>> begin Given information

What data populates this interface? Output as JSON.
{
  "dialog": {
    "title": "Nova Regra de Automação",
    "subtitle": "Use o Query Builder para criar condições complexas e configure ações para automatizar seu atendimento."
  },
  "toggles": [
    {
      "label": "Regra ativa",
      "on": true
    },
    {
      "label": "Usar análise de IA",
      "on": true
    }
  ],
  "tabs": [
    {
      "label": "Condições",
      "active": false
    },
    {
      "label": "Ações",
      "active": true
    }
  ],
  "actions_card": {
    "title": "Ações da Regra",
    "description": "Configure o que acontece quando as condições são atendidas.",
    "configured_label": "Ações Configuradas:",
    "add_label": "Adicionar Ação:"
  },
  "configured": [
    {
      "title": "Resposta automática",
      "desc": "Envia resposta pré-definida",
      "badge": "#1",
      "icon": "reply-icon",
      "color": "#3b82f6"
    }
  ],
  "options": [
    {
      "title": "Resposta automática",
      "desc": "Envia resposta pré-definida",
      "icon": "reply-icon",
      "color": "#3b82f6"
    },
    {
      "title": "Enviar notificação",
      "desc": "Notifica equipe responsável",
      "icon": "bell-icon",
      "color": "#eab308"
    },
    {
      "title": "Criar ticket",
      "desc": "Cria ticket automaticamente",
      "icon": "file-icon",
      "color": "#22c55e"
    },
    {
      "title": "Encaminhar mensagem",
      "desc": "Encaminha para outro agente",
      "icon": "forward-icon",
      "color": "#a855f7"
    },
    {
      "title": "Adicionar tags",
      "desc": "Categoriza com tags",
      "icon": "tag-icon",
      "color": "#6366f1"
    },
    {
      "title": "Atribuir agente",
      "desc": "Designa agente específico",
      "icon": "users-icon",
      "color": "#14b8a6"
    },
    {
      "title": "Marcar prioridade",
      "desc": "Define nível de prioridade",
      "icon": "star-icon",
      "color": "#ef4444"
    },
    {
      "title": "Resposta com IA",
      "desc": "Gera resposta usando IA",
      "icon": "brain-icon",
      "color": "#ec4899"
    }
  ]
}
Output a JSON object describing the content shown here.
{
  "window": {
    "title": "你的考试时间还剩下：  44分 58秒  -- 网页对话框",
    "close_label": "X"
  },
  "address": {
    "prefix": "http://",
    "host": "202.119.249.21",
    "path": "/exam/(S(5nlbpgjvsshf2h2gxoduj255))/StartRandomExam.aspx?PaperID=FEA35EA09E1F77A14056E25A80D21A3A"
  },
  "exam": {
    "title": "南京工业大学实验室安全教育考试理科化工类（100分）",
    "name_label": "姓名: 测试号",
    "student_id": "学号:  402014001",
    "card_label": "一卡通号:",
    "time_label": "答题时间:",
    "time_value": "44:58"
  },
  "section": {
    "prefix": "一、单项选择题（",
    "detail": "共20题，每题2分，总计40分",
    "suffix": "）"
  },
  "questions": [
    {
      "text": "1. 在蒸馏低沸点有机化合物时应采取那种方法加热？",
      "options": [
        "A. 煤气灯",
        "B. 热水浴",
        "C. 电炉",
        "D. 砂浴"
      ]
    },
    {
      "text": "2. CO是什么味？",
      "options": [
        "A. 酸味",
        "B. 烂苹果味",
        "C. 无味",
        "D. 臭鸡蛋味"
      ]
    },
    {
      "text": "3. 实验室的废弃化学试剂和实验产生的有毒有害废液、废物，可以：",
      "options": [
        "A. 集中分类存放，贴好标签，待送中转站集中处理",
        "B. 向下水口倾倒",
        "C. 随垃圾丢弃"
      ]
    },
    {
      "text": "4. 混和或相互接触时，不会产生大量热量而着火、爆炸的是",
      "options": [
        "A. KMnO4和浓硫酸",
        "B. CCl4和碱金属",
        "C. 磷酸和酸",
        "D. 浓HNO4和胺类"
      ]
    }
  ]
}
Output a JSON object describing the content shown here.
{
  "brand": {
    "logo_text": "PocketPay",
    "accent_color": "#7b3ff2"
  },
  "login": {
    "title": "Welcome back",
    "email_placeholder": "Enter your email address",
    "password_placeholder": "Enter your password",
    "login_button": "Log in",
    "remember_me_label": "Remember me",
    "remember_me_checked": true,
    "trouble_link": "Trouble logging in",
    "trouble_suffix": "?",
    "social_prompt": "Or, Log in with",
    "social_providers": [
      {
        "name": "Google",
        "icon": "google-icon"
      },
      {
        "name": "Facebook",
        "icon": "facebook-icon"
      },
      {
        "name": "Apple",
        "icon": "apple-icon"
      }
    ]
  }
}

>> end Given information

> _Required task_
Which lines hold the string "address"? Copy all of them from the data above.

> _In response_
  "address": {
    "email_placeholder": "Enter your email address",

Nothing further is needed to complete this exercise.